● The exercise
Restate the data exactly as given and keep the pictures out.
---*---
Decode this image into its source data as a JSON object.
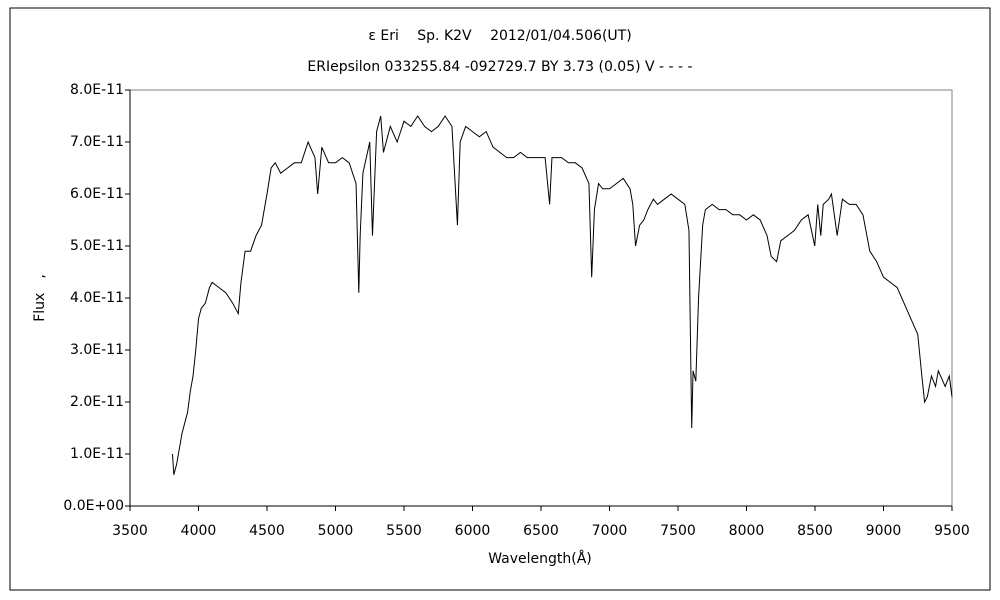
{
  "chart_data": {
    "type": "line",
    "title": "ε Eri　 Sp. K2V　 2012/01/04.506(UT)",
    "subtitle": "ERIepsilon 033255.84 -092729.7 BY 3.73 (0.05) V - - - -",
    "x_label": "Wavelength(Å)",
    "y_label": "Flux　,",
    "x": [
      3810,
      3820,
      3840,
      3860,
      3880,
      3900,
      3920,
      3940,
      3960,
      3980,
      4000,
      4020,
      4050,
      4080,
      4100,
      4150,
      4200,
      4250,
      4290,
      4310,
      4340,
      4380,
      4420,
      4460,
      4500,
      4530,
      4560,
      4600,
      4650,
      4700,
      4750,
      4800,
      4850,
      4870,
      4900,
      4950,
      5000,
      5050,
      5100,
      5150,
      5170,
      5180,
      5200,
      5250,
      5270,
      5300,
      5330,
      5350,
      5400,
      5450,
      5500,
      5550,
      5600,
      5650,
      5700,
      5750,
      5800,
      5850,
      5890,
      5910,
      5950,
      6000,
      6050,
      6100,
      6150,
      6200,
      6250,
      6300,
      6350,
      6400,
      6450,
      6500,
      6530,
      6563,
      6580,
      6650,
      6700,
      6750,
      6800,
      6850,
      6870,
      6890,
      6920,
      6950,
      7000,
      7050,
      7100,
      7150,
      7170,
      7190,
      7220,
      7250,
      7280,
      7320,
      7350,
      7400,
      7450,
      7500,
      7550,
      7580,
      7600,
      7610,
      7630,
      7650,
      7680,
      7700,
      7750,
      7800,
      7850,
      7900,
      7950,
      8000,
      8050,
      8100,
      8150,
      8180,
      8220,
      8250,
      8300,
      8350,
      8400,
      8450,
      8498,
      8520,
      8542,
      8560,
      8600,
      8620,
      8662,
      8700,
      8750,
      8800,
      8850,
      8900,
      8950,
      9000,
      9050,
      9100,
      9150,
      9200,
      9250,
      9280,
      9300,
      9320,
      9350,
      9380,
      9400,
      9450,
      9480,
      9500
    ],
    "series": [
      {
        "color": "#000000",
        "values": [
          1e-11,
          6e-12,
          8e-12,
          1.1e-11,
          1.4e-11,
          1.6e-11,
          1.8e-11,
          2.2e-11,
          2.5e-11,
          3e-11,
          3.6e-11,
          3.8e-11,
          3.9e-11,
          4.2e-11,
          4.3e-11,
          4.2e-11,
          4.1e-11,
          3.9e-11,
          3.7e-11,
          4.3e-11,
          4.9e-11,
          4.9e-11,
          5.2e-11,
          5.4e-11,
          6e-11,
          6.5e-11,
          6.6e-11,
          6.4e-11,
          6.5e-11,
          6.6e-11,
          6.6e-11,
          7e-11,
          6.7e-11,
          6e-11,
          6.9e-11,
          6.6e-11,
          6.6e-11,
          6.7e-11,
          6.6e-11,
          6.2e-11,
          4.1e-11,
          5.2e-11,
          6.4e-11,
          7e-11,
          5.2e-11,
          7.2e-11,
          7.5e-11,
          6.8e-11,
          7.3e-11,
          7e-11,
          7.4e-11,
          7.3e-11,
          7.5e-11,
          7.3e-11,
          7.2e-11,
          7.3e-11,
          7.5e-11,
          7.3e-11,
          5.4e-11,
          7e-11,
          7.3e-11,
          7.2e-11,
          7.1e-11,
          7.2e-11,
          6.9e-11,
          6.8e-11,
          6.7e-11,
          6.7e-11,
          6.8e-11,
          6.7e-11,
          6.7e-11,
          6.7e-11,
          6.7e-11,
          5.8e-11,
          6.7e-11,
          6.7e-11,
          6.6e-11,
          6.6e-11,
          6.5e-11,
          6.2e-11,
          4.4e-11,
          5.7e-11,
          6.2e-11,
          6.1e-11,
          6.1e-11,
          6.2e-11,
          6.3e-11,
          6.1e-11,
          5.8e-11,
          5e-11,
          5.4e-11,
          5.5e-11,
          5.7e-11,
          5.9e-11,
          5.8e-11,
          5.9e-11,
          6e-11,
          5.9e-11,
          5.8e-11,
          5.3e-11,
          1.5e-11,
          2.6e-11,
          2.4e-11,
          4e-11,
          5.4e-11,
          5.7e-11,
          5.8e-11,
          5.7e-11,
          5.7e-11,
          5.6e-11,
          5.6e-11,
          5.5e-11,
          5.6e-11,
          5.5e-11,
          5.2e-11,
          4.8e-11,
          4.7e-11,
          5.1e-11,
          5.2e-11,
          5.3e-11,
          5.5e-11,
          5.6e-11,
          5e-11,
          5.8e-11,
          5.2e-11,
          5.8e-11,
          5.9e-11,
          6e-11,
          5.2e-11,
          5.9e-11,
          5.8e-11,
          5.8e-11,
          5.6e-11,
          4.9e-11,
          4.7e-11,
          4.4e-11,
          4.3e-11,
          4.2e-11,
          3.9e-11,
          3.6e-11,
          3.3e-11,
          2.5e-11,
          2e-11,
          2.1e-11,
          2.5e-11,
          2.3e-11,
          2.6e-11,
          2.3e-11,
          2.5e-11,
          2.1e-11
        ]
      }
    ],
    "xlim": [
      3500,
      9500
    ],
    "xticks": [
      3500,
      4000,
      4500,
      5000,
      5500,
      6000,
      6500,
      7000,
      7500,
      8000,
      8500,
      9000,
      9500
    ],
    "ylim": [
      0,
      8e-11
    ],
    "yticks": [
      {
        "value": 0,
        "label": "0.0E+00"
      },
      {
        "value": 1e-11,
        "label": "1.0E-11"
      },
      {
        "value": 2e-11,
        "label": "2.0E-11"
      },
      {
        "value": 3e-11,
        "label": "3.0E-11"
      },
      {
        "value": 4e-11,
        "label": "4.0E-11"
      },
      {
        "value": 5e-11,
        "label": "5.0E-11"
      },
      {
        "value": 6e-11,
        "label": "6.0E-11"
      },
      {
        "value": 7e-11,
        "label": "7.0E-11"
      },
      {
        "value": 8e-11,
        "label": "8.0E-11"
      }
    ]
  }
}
---*---
● Output
Decode this image into its source data as a JSON object.
{
  "chart_data": {
    "type": "line",
    "title": "ε Eri　 Sp. K2V　 2012/01/04.506(UT)",
    "subtitle": "ERIepsilon 033255.84 -092729.7 BY 3.73 (0.05) V - - - -",
    "x_label": "Wavelength(Å)",
    "y_label": "Flux　,",
    "x": [
      3810,
      3820,
      3840,
      3860,
      3880,
      3900,
      3920,
      3940,
      3960,
      3980,
      4000,
      4020,
      4050,
      4080,
      4100,
      4150,
      4200,
      4250,
      4290,
      4310,
      4340,
      4380,
      4420,
      4460,
      4500,
      4530,
      4560,
      4600,
      4650,
      4700,
      4750,
      4800,
      4850,
      4870,
      4900,
      4950,
      5000,
      5050,
      5100,
      5150,
      5170,
      5180,
      5200,
      5250,
      5270,
      5300,
      5330,
      5350,
      5400,
      5450,
      5500,
      5550,
      5600,
      5650,
      5700,
      5750,
      5800,
      5850,
      5890,
      5910,
      5950,
      6000,
      6050,
      6100,
      6150,
      6200,
      6250,
      6300,
      6350,
      6400,
      6450,
      6500,
      6530,
      6563,
      6580,
      6650,
      6700,
      6750,
      6800,
      6850,
      6870,
      6890,
      6920,
      6950,
      7000,
      7050,
      7100,
      7150,
      7170,
      7190,
      7220,
      7250,
      7280,
      7320,
      7350,
      7400,
      7450,
      7500,
      7550,
      7580,
      7600,
      7610,
      7630,
      7650,
      7680,
      7700,
      7750,
      7800,
      7850,
      7900,
      7950,
      8000,
      8050,
      8100,
      8150,
      8180,
      8220,
      8250,
      8300,
      8350,
      8400,
      8450,
      8498,
      8520,
      8542,
      8560,
      8600,
      8620,
      8662,
      8700,
      8750,
      8800,
      8850,
      8900,
      8950,
      9000,
      9050,
      9100,
      9150,
      9200,
      9250,
      9280,
      9300,
      9320,
      9350,
      9380,
      9400,
      9450,
      9480,
      9500
    ],
    "series": [
      {
        "color": "#000000",
        "values": [
          1e-11,
          6e-12,
          8e-12,
          1.1e-11,
          1.4e-11,
          1.6e-11,
          1.8e-11,
          2.2e-11,
          2.5e-11,
          3e-11,
          3.6e-11,
          3.8e-11,
          3.9e-11,
          4.2e-11,
          4.3e-11,
          4.2e-11,
          4.1e-11,
          3.9e-11,
          3.7e-11,
          4.3e-11,
          4.9e-11,
          4.9e-11,
          5.2e-11,
          5.4e-11,
          6e-11,
          6.5e-11,
          6.6e-11,
          6.4e-11,
          6.5e-11,
          6.6e-11,
          6.6e-11,
          7e-11,
          6.7e-11,
          6e-11,
          6.9e-11,
          6.6e-11,
          6.6e-11,
          6.7e-11,
          6.6e-11,
          6.2e-11,
          4.1e-11,
          5.2e-11,
          6.4e-11,
          7e-11,
          5.2e-11,
          7.2e-11,
          7.5e-11,
          6.8e-11,
          7.3e-11,
          7e-11,
          7.4e-11,
          7.3e-11,
          7.5e-11,
          7.3e-11,
          7.2e-11,
          7.3e-11,
          7.5e-11,
          7.3e-11,
          5.4e-11,
          7e-11,
          7.3e-11,
          7.2e-11,
          7.1e-11,
          7.2e-11,
          6.9e-11,
          6.8e-11,
          6.7e-11,
          6.7e-11,
          6.8e-11,
          6.7e-11,
          6.7e-11,
          6.7e-11,
          6.7e-11,
          5.8e-11,
          6.7e-11,
          6.7e-11,
          6.6e-11,
          6.6e-11,
          6.5e-11,
          6.2e-11,
          4.4e-11,
          5.7e-11,
          6.2e-11,
          6.1e-11,
          6.1e-11,
          6.2e-11,
          6.3e-11,
          6.1e-11,
          5.8e-11,
          5e-11,
          5.4e-11,
          5.5e-11,
          5.7e-11,
          5.9e-11,
          5.8e-11,
          5.9e-11,
          6e-11,
          5.9e-11,
          5.8e-11,
          5.3e-11,
          1.5e-11,
          2.6e-11,
          2.4e-11,
          4e-11,
          5.4e-11,
          5.7e-11,
          5.8e-11,
          5.7e-11,
          5.7e-11,
          5.6e-11,
          5.6e-11,
          5.5e-11,
          5.6e-11,
          5.5e-11,
          5.2e-11,
          4.8e-11,
          4.7e-11,
          5.1e-11,
          5.2e-11,
          5.3e-11,
          5.5e-11,
          5.6e-11,
          5e-11,
          5.8e-11,
          5.2e-11,
          5.8e-11,
          5.9e-11,
          6e-11,
          5.2e-11,
          5.9e-11,
          5.8e-11,
          5.8e-11,
          5.6e-11,
          4.9e-11,
          4.7e-11,
          4.4e-11,
          4.3e-11,
          4.2e-11,
          3.9e-11,
          3.6e-11,
          3.3e-11,
          2.5e-11,
          2e-11,
          2.1e-11,
          2.5e-11,
          2.3e-11,
          2.6e-11,
          2.3e-11,
          2.5e-11,
          2.1e-11
        ]
      }
    ],
    "xlim": [
      3500,
      9500
    ],
    "xticks": [
      3500,
      4000,
      4500,
      5000,
      5500,
      6000,
      6500,
      7000,
      7500,
      8000,
      8500,
      9000,
      9500
    ],
    "ylim": [
      0,
      8e-11
    ],
    "yticks": [
      {
        "value": 0,
        "label": "0.0E+00"
      },
      {
        "value": 1e-11,
        "label": "1.0E-11"
      },
      {
        "value": 2e-11,
        "label": "2.0E-11"
      },
      {
        "value": 3e-11,
        "label": "3.0E-11"
      },
      {
        "value": 4e-11,
        "label": "4.0E-11"
      },
      {
        "value": 5e-11,
        "label": "5.0E-11"
      },
      {
        "value": 6e-11,
        "label": "6.0E-11"
      },
      {
        "value": 7e-11,
        "label": "7.0E-11"
      },
      {
        "value": 8e-11,
        "label": "8.0E-11"
      }
    ]
  }
}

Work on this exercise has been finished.